▶ **Written instruction**: Take all the material and copy it exactly.

▶ **Entries shown**:

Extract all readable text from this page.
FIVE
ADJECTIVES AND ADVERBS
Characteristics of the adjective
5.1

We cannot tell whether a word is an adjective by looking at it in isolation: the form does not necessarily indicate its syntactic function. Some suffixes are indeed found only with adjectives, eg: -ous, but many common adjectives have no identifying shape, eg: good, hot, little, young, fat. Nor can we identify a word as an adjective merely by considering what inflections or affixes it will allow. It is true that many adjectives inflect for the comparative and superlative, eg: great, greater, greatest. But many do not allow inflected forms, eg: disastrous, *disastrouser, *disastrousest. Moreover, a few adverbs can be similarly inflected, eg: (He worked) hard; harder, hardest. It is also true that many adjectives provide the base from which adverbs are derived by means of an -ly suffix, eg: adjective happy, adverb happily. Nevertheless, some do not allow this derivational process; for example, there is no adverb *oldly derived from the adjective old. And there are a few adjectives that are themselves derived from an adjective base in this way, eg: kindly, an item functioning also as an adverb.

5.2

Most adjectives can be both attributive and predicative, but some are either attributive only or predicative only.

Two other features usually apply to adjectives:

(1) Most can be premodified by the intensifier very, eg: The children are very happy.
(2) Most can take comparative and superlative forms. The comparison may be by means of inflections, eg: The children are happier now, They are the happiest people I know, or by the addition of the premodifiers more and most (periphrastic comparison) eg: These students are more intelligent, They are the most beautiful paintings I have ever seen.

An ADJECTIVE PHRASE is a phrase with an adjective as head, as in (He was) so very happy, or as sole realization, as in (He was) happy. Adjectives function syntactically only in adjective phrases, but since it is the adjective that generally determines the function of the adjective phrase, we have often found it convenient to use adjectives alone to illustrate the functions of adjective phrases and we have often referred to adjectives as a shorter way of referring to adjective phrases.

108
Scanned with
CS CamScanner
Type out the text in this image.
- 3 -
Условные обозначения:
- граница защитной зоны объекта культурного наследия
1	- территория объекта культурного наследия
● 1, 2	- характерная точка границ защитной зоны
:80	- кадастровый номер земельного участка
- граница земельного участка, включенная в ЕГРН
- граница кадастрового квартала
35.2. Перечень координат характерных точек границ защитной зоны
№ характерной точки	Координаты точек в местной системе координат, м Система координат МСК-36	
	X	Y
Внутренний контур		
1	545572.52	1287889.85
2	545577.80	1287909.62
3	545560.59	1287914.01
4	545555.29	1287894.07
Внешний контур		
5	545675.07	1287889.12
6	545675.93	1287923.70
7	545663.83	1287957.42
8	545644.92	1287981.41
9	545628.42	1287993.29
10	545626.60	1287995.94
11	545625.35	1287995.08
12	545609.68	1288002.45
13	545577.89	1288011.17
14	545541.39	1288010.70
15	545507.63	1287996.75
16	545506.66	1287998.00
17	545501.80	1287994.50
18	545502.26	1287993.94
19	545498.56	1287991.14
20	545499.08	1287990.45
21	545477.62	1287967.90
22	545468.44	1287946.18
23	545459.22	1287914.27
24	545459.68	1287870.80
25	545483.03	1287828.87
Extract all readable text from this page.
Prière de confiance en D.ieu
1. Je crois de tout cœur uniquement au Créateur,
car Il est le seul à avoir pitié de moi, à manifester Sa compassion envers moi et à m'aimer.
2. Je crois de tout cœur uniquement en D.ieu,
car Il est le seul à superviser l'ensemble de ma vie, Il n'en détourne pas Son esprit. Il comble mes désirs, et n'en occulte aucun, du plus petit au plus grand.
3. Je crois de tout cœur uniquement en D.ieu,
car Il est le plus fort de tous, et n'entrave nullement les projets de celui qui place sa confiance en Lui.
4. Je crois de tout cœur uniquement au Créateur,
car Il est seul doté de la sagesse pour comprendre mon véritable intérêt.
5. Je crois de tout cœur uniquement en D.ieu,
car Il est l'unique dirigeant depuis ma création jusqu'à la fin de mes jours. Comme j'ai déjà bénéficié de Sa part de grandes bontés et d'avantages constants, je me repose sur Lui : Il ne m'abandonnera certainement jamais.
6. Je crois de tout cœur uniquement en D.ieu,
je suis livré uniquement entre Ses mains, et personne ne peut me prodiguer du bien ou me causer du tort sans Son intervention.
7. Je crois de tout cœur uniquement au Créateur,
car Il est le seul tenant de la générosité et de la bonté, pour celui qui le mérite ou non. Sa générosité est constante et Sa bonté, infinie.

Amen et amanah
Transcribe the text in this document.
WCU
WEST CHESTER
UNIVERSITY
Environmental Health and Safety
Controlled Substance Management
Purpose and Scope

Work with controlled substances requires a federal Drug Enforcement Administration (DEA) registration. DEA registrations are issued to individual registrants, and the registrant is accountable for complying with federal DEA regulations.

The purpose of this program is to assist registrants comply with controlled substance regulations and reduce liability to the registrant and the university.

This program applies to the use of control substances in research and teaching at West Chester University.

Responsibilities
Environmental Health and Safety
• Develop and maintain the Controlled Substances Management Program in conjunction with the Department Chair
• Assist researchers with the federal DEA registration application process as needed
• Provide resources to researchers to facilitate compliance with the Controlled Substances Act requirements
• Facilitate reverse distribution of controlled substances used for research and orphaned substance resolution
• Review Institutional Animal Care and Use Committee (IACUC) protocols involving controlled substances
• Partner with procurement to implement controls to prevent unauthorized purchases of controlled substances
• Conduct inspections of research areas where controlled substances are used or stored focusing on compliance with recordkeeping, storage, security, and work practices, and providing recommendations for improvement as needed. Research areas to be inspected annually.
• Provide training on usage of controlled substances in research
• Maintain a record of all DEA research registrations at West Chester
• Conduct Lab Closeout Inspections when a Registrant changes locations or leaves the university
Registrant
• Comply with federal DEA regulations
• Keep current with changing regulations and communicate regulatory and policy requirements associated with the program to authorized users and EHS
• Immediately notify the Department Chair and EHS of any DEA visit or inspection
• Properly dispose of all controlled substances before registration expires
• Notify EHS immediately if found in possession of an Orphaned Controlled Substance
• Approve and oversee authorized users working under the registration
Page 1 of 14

▶ **Correct response**:
Extract all readable text from this page.
FIVE
ADJECTIVES AND ADVERBS
Characteristics of the adjective
5.1

We cannot tell whether a word is an adjective by looking at it in isolation: the form does not necessarily indicate its syntactic function. Some suffixes are indeed found only with adjectives, eg: -ous, but many common adjectives have no identifying shape, eg: good, hot, little, young, fat. Nor can we identify a word as an adjective merely by considering what inflections or affixes it will allow. It is true that many adjectives inflect for the comparative and superlative, eg: great, greater, greatest. But many do not allow inflected forms, eg: disastrous, *disastrouser, *disastrousest. Moreover, a few adverbs can be similarly inflected, eg: (He worked) hard; harder, hardest. It is also true that many adjectives provide the base from which adverbs are derived by means of an -ly suffix, eg: adjective happy, adverb happily. Nevertheless, some do not allow this derivational process; for example, there is no adverb *oldly derived from the adjective old. And there are a few adjectives that are themselves derived from an adjective base in this way, eg: kindly, an item functioning also as an adverb.

5.2

Most adjectives can be both attributive and predicative, but some are either attributive only or predicative only.

Two other features usually apply to adjectives:

(1) Most can be premodified by the intensifier very, eg: The children are very happy.
(2) Most can take comparative and superlative forms. The comparison may be by means of inflections, eg: The children are happier now, They are the happiest people I know, or by the addition of the premodifiers more and most (periphrastic comparison) eg: These students are more intelligent, They are the most beautiful paintings I have ever seen.

An ADJECTIVE PHRASE is a phrase with an adjective as head, as in (He was) so very happy, or as sole realization, as in (He was) happy. Adjectives function syntactically only in adjective phrases, but since it is the adjective that generally determines the function of the adjective phrase, we have often found it convenient to use adjectives alone to illustrate the functions of adjective phrases and we have often referred to adjectives as a shorter way of referring to adjective phrases.

108
Scanned with
CS CamScanner
Type out the text in this image.
- 3 -
Условные обозначения:
- граница защитной зоны объекта культурного наследия
1	- территория объекта культурного наследия
● 1, 2	- характерная точка границ защитной зоны
:80	- кадастровый номер земельного участка
- граница земельного участка, включенная в ЕГРН
- граница кадастрового квартала
35.2. Перечень координат характерных точек границ защитной зоны
№ характерной точки	Координаты точек в местной системе координат, м Система координат МСК-36	
	X	Y
Внутренний контур		
1	545572.52	1287889.85
2	545577.80	1287909.62
3	545560.59	1287914.01
4	545555.29	1287894.07
Внешний контур		
5	545675.07	1287889.12
6	545675.93	1287923.70
7	545663.83	1287957.42
8	545644.92	1287981.41
9	545628.42	1287993.29
10	545626.60	1287995.94
11	545625.35	1287995.08
12	545609.68	1288002.45
13	545577.89	1288011.17
14	545541.39	1288010.70
15	545507.63	1287996.75
16	545506.66	1287998.00
17	545501.80	1287994.50
18	545502.26	1287993.94
19	545498.56	1287991.14
20	545499.08	1287990.45
21	545477.62	1287967.90
22	545468.44	1287946.18
23	545459.22	1287914.27
24	545459.68	1287870.80
25	545483.03	1287828.87
Extract all readable text from this page.
Prière de confiance en D.ieu
1. Je crois de tout cœur uniquement au Créateur,
car Il est le seul à avoir pitié de moi, à manifester Sa compassion envers moi et à m'aimer.
2. Je crois de tout cœur uniquement en D.ieu,
car Il est le seul à superviser l'ensemble de ma vie, Il n'en détourne pas Son esprit. Il comble mes désirs, et n'en occulte aucun, du plus petit au plus grand.
3. Je crois de tout cœur uniquement en D.ieu,
car Il est le plus fort de tous, et n'entrave nullement les projets de celui qui place sa confiance en Lui.
4. Je crois de tout cœur uniquement au Créateur,
car Il est seul doté de la sagesse pour comprendre mon véritable intérêt.
5. Je crois de tout cœur uniquement en D.ieu,
car Il est l'unique dirigeant depuis ma création jusqu'à la fin de mes jours. Comme j'ai déjà bénéficié de Sa part de grandes bontés et d'avantages constants, je me repose sur Lui : Il ne m'abandonnera certainement jamais.
6. Je crois de tout cœur uniquement en D.ieu,
je suis livré uniquement entre Ses mains, et personne ne peut me prodiguer du bien ou me causer du tort sans Son intervention.
7. Je crois de tout cœur uniquement au Créateur,
car Il est le seul tenant de la générosité et de la bonté, pour celui qui le mérite ou non. Sa générosité est constante et Sa bonté, infinie.

Amen et amanah
Transcribe the text in this document.
WCU
WEST CHESTER
UNIVERSITY
Environmental Health and Safety
Controlled Substance Management
Purpose and Scope

Work with controlled substances requires a federal Drug Enforcement Administration (DEA) registration. DEA registrations are issued to individual registrants, and the registrant is accountable for complying with federal DEA regulations.

The purpose of this program is to assist registrants comply with controlled substance regulations and reduce liability to the registrant and the university.

This program applies to the use of control substances in research and teaching at West Chester University.

Responsibilities
Environmental Health and Safety
• Develop and maintain the Controlled Substances Management Program in conjunction with the Department Chair
• Assist researchers with the federal DEA registration application process as needed
• Provide resources to researchers to facilitate compliance with the Controlled Substances Act requirements
• Facilitate reverse distribution of controlled substances used for research and orphaned substance resolution
• Review Institutional Animal Care and Use Committee (IACUC) protocols involving controlled substances
• Partner with procurement to implement controls to prevent unauthorized purchases of controlled substances
• Conduct inspections of research areas where controlled substances are used or stored focusing on compliance with recordkeeping, storage, security, and work practices, and providing recommendations for improvement as needed. Research areas to be inspected annually.
• Provide training on usage of controlled substances in research
• Maintain a record of all DEA research registrations at West Chester
• Conduct Lab Closeout Inspections when a Registrant changes locations or leaves the university
Registrant
• Comply with federal DEA regulations
• Keep current with changing regulations and communicate regulatory and policy requirements associated with the program to authorized users and EHS
• Immediately notify the Department Chair and EHS of any DEA visit or inspection
• Properly dispose of all controlled substances before registration expires
• Notify EHS immediately if found in possession of an Orphaned Controlled Substance
• Approve and oversee authorized users working under the registration
Page 1 of 14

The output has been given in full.